**What to do**
Show every line of the records below that contains the word "icon".

**Raw records**
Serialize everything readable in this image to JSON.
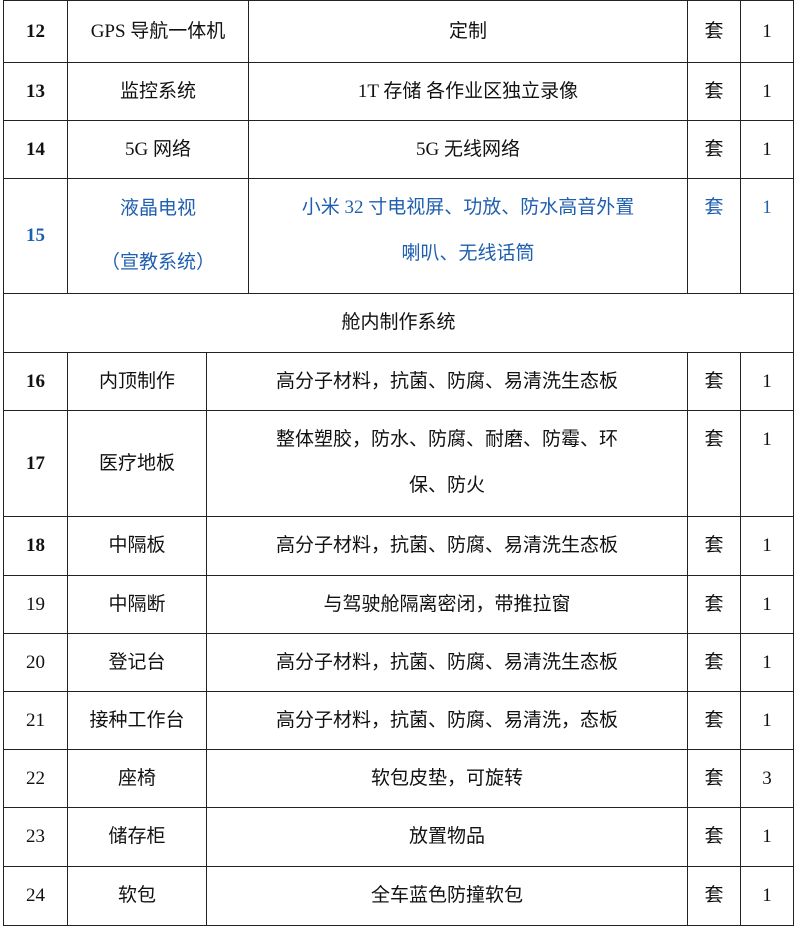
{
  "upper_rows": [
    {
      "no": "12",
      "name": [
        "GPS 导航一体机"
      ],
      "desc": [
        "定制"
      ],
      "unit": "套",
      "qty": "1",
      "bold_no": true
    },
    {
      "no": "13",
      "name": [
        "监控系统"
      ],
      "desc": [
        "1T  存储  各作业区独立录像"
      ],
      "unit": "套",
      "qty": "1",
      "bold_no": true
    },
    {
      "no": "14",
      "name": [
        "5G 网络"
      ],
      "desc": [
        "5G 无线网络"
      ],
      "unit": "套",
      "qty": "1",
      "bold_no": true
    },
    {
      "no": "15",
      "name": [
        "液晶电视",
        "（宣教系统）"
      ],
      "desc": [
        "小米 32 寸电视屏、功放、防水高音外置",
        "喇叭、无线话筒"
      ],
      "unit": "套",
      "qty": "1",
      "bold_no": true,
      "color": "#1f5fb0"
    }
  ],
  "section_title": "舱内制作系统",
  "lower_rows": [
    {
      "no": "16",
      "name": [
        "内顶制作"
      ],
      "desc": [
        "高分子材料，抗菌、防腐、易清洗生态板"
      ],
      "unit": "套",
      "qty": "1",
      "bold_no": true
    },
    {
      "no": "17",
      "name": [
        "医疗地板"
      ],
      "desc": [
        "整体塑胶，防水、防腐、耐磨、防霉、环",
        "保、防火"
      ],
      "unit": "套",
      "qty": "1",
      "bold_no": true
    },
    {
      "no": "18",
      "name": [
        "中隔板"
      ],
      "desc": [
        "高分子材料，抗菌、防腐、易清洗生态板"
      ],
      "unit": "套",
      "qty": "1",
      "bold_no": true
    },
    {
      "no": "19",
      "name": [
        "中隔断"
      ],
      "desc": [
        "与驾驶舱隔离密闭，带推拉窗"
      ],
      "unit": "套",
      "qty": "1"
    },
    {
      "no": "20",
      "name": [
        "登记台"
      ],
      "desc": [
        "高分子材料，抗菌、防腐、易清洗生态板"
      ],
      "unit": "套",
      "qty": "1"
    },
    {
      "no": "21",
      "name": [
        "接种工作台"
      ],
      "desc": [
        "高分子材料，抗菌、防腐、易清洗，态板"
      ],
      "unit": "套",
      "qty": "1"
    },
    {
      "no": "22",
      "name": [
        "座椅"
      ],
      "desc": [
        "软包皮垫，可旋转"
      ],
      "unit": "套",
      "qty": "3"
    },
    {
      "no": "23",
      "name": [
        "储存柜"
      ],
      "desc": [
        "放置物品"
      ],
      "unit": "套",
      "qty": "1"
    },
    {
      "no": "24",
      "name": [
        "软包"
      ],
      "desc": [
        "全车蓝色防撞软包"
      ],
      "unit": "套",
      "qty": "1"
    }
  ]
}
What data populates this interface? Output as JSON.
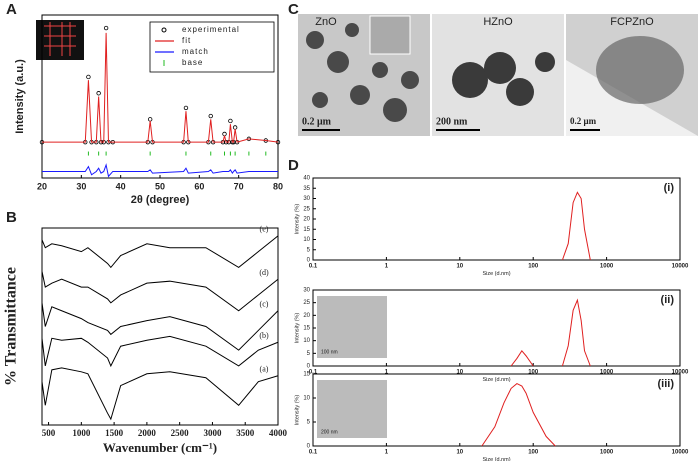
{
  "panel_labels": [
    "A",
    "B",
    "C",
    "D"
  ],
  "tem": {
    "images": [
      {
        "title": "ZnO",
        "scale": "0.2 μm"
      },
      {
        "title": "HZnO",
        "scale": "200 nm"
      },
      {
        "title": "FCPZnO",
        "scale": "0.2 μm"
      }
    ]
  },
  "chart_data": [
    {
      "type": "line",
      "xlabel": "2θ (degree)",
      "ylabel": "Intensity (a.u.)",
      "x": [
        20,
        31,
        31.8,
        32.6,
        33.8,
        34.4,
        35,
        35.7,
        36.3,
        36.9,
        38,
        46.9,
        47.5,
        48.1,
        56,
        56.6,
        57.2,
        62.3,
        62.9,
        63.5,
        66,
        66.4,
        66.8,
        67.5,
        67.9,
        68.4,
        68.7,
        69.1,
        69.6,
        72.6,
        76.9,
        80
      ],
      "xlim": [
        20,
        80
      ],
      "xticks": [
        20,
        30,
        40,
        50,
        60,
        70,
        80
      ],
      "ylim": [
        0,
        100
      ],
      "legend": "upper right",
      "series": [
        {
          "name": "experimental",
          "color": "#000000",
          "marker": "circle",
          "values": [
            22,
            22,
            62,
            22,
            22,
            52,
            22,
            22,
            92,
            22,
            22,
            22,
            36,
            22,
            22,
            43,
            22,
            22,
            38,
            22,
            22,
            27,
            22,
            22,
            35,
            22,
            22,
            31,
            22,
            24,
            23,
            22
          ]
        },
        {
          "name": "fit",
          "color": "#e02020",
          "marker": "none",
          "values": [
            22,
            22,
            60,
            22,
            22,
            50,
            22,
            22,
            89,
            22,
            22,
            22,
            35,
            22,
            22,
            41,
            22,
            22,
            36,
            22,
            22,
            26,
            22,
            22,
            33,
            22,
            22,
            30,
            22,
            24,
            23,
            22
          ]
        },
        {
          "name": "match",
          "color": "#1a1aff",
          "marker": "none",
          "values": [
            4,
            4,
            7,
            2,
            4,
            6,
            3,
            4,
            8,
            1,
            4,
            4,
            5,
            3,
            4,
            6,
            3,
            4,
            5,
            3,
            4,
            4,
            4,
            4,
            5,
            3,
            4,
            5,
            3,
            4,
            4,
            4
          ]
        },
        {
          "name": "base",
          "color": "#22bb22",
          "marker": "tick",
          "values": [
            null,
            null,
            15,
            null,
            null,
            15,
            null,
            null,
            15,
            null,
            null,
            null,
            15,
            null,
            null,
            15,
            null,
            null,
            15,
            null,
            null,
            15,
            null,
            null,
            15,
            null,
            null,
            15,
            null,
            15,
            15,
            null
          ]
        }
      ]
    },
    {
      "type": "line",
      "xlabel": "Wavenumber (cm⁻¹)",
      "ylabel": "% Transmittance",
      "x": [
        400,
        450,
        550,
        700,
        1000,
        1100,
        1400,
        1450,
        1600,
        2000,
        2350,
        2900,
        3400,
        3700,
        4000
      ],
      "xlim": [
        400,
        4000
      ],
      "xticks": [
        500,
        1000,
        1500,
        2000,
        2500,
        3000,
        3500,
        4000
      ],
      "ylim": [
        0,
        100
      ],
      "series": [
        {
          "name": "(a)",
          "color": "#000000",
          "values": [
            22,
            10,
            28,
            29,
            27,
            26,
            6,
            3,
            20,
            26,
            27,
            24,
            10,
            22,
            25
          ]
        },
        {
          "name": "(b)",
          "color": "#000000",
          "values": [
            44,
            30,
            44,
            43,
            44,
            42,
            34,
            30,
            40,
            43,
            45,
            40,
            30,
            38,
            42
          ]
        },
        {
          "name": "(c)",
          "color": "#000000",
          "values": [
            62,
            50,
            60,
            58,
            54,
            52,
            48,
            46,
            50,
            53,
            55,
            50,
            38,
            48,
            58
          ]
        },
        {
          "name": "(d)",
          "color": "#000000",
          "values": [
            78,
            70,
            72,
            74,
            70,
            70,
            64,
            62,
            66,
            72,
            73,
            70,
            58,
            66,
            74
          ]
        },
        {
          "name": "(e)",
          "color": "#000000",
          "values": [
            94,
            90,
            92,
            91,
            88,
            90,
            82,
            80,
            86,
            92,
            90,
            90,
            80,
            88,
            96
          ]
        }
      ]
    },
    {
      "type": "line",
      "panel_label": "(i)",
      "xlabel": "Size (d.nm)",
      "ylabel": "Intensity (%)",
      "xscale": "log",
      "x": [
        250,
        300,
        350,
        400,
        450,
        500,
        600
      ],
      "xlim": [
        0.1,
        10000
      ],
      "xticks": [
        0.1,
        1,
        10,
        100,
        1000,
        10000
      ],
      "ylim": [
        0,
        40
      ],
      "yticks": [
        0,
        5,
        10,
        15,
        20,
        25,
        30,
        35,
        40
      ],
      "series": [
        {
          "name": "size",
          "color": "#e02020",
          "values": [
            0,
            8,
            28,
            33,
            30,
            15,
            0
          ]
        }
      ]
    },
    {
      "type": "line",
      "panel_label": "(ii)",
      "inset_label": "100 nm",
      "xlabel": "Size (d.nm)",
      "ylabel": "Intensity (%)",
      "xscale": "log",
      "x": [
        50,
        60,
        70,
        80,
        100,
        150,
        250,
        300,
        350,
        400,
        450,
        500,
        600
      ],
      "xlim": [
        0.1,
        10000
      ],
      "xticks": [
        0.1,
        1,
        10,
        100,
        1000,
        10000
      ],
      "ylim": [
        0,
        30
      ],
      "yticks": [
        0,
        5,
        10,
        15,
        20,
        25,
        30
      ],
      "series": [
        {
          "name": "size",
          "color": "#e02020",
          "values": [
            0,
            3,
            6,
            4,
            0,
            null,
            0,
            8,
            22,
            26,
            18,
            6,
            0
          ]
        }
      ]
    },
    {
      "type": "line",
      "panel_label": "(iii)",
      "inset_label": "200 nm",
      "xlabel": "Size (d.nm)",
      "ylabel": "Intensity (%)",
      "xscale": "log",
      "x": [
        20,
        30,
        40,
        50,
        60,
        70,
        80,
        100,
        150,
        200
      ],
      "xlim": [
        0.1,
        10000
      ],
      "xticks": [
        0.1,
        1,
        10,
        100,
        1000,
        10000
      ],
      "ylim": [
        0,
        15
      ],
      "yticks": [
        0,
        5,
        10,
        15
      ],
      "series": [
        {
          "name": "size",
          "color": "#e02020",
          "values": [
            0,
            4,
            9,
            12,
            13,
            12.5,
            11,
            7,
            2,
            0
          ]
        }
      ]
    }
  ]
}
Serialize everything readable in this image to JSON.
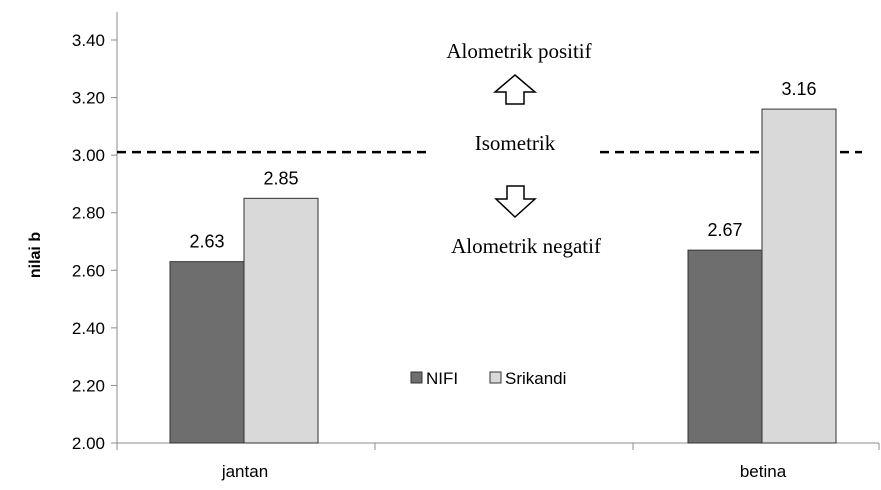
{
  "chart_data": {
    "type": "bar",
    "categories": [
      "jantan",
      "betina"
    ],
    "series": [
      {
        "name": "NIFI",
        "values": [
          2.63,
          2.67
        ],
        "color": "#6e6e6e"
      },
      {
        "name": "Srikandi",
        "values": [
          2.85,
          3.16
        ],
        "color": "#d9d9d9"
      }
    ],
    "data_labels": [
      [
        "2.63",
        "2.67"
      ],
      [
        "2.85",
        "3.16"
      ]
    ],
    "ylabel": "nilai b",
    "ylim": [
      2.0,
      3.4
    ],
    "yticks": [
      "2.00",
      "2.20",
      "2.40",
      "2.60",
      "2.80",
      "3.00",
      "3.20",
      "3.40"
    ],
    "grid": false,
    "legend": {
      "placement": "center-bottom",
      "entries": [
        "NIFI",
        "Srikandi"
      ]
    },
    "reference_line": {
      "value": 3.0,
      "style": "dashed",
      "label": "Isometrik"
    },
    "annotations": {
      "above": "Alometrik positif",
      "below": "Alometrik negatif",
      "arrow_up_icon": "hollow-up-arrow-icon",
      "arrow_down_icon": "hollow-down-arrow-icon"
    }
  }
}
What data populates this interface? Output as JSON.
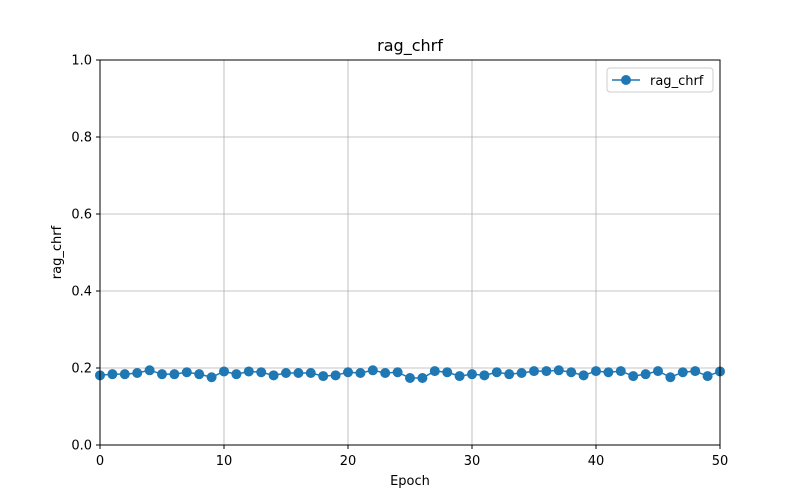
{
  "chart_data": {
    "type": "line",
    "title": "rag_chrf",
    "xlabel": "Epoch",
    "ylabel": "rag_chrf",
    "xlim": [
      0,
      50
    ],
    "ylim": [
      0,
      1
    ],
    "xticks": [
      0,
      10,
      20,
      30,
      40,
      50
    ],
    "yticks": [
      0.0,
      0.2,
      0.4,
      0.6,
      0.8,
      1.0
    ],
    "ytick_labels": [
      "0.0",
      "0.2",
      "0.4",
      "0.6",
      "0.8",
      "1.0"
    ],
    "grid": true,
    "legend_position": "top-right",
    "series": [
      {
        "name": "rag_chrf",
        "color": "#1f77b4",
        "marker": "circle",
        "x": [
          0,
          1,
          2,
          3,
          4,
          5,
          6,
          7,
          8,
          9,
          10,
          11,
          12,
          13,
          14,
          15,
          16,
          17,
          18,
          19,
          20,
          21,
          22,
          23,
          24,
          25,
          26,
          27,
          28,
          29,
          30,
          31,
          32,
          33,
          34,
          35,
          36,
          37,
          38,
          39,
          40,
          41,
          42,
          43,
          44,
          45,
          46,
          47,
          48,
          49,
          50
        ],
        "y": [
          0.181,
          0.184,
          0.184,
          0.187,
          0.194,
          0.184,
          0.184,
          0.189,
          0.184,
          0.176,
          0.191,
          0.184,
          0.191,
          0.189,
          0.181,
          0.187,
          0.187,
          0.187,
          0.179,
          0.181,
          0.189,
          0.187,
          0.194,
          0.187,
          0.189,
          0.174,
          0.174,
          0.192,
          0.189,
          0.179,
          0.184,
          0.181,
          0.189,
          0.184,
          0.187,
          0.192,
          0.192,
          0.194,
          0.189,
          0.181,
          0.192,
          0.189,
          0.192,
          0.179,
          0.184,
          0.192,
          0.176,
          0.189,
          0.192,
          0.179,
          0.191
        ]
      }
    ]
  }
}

**Reply**
      "arrow_up_icon": "hollow-up-arrow-icon",
      "arrow_down_icon": "hollow-down-arrow-icon"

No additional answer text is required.